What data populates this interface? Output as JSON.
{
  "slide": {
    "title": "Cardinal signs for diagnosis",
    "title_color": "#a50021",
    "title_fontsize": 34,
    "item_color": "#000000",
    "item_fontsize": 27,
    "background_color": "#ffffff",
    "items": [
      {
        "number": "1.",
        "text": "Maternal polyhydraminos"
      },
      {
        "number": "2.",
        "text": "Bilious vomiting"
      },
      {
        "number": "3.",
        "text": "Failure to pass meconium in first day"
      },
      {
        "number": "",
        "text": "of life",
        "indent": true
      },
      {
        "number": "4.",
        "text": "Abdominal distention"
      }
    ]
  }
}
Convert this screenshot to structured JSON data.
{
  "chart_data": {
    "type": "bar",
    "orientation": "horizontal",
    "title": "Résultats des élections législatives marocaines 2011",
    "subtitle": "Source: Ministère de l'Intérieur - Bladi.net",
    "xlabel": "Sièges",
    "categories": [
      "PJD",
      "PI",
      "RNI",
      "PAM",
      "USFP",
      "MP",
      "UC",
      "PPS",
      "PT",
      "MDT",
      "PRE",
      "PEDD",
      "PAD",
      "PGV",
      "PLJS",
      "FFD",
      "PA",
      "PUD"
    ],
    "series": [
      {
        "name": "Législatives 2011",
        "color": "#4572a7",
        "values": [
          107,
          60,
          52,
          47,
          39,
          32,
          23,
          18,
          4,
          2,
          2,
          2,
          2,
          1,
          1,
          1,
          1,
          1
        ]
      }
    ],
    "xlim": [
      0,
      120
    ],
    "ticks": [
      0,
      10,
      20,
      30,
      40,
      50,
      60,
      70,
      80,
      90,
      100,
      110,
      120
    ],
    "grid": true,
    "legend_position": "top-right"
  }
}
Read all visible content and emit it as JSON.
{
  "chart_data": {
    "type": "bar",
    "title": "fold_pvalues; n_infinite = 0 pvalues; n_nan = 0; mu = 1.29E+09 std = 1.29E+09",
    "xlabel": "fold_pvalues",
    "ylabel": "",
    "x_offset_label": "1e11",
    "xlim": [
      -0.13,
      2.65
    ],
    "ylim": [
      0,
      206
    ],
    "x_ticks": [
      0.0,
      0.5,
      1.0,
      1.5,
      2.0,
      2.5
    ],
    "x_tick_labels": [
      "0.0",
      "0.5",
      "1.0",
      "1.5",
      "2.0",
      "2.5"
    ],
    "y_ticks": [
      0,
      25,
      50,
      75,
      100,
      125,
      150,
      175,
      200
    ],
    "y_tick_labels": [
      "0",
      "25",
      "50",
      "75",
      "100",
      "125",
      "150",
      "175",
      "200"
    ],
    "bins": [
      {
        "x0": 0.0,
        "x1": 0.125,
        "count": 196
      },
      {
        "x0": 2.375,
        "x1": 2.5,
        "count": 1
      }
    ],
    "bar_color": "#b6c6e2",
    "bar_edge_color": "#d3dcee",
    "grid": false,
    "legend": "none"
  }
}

...

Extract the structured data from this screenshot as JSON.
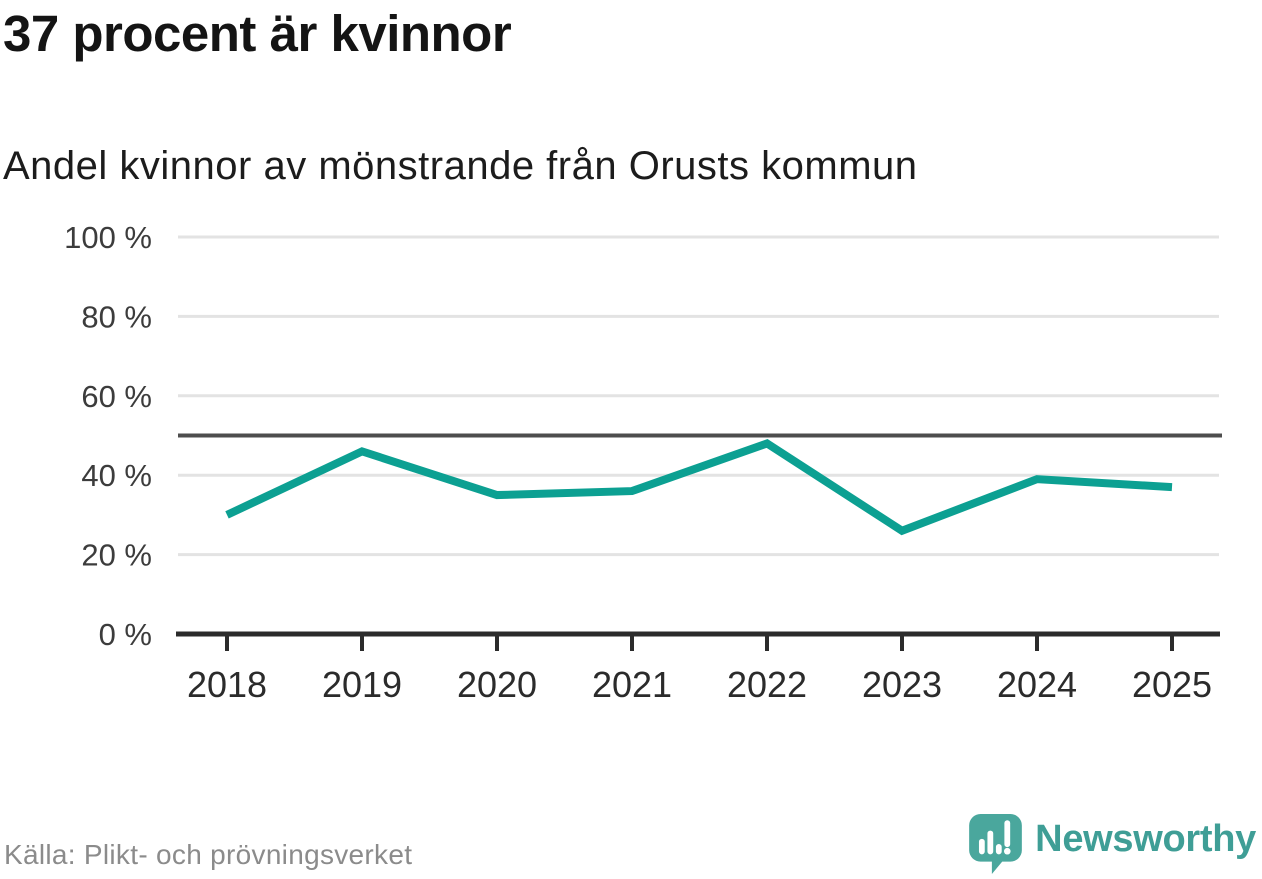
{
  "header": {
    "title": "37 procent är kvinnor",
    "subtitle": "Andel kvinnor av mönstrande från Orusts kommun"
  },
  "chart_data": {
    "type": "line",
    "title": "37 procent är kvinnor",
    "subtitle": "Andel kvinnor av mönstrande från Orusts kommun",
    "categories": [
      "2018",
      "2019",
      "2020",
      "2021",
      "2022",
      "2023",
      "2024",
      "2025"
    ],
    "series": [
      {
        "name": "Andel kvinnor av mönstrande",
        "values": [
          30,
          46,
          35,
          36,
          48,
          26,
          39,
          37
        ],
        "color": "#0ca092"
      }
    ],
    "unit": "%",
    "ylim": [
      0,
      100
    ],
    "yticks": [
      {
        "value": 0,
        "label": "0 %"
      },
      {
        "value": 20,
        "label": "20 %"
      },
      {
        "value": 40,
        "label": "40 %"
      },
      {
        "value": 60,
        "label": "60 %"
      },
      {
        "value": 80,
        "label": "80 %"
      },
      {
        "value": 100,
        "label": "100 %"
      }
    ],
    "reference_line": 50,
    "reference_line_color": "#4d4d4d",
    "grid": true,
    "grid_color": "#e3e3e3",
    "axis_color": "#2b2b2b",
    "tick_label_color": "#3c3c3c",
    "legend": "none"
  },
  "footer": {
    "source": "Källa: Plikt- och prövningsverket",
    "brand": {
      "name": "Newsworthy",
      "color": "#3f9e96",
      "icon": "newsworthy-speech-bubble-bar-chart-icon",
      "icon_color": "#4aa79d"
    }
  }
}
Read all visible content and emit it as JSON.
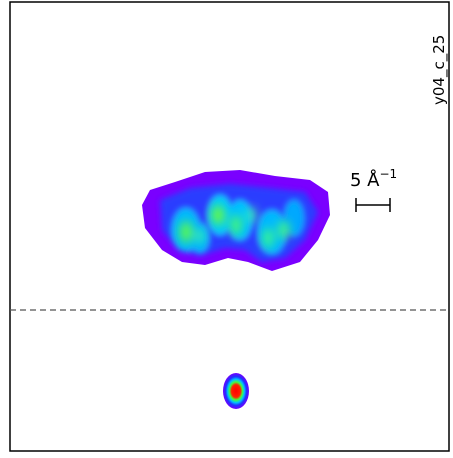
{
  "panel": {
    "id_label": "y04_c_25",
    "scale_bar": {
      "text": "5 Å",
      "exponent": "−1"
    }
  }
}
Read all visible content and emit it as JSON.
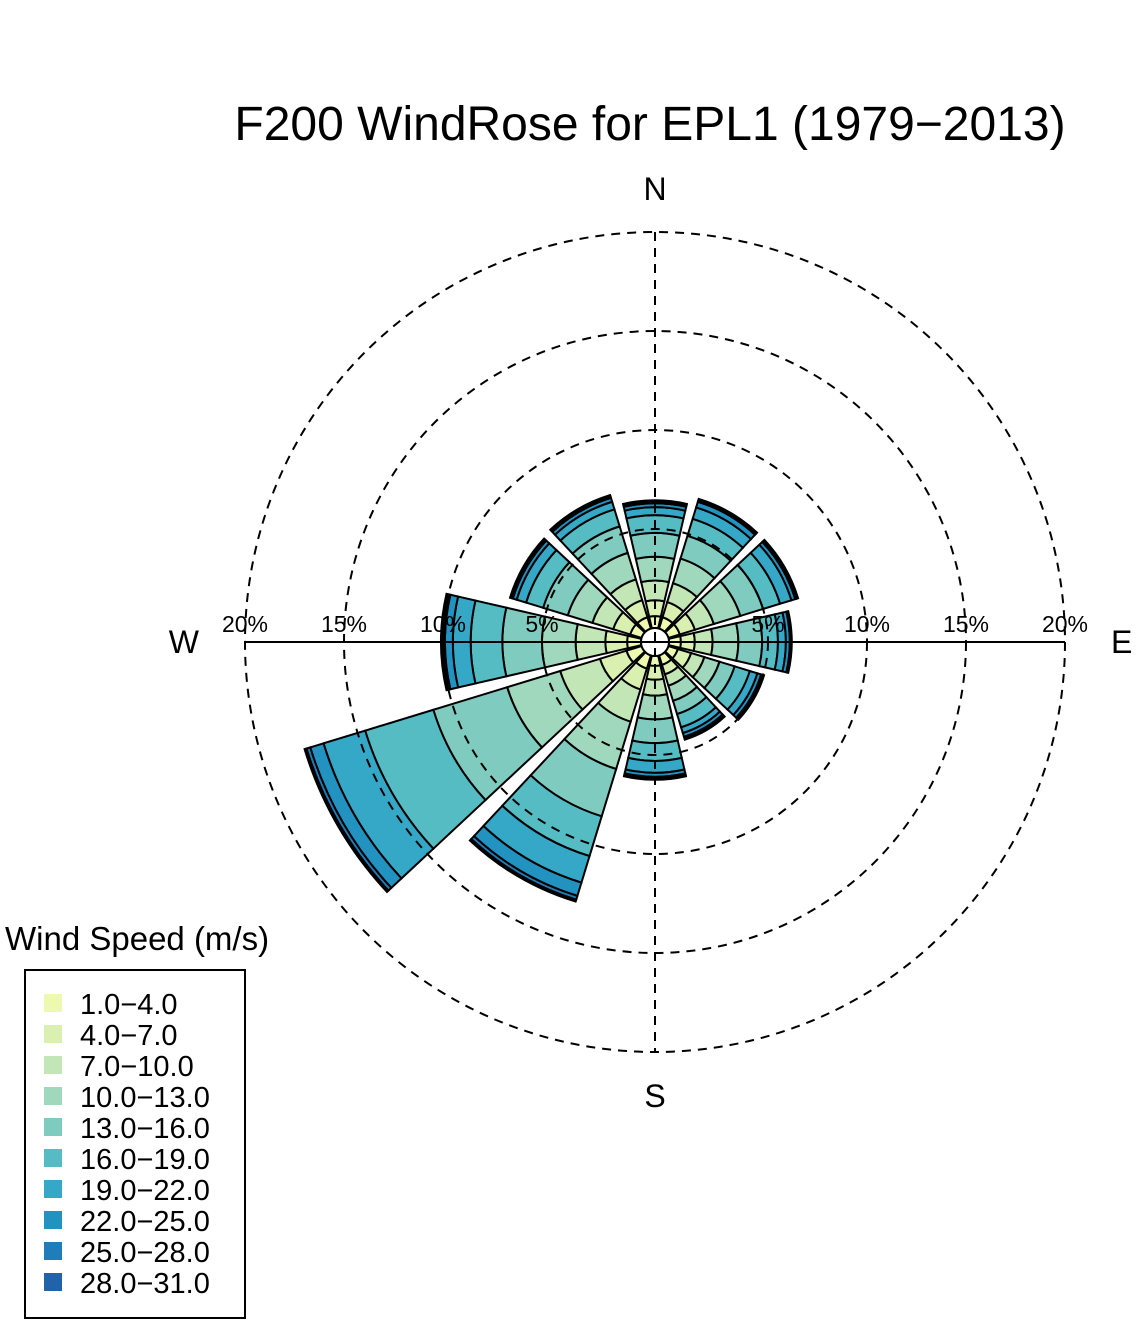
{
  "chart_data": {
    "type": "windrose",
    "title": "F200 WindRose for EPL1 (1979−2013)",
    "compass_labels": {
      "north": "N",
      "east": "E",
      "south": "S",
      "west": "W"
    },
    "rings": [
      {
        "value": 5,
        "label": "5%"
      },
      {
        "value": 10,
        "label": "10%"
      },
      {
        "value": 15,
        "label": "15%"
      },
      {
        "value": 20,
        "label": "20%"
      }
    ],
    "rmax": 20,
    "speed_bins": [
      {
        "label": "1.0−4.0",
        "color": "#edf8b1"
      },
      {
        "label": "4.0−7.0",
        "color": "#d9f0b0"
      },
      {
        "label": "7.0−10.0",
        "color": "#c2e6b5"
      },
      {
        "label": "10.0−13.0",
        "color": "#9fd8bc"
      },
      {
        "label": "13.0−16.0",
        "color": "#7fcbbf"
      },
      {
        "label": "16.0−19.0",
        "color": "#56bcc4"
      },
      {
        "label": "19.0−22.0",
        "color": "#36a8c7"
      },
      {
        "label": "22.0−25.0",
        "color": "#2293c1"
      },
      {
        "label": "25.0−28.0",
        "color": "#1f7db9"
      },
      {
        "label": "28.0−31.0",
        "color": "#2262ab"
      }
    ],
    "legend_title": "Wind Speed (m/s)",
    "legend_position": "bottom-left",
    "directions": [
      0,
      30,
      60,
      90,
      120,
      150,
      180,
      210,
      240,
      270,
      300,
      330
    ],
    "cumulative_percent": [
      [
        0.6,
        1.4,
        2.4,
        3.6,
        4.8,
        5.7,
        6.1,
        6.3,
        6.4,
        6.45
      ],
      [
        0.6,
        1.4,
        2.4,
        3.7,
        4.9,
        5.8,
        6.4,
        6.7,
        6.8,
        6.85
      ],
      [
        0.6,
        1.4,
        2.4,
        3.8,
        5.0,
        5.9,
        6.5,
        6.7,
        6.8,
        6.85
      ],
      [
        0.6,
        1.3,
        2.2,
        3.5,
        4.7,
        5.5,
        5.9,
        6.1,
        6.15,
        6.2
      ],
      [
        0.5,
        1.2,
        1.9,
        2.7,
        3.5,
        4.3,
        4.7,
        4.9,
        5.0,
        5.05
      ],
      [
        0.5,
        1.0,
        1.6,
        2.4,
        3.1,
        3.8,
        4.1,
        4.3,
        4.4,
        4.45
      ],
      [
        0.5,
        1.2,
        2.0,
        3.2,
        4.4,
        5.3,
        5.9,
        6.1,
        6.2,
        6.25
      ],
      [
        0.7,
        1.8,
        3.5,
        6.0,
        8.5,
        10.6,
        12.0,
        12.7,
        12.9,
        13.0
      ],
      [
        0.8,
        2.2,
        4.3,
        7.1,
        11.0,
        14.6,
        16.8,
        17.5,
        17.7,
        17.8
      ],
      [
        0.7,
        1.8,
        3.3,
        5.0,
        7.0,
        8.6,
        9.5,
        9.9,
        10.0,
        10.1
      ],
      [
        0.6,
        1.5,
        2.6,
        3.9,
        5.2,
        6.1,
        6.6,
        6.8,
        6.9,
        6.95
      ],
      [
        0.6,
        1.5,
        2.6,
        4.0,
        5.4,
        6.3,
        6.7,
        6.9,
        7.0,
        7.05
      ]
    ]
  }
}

# WHAT IS ASKED
Scan the material above. Return every line containing the string "number".

# WRITTEN RESPONSE
        "number": "1.",
        "number": "2.",
        "number": "3.",
        "number": "",
        "number": "4.",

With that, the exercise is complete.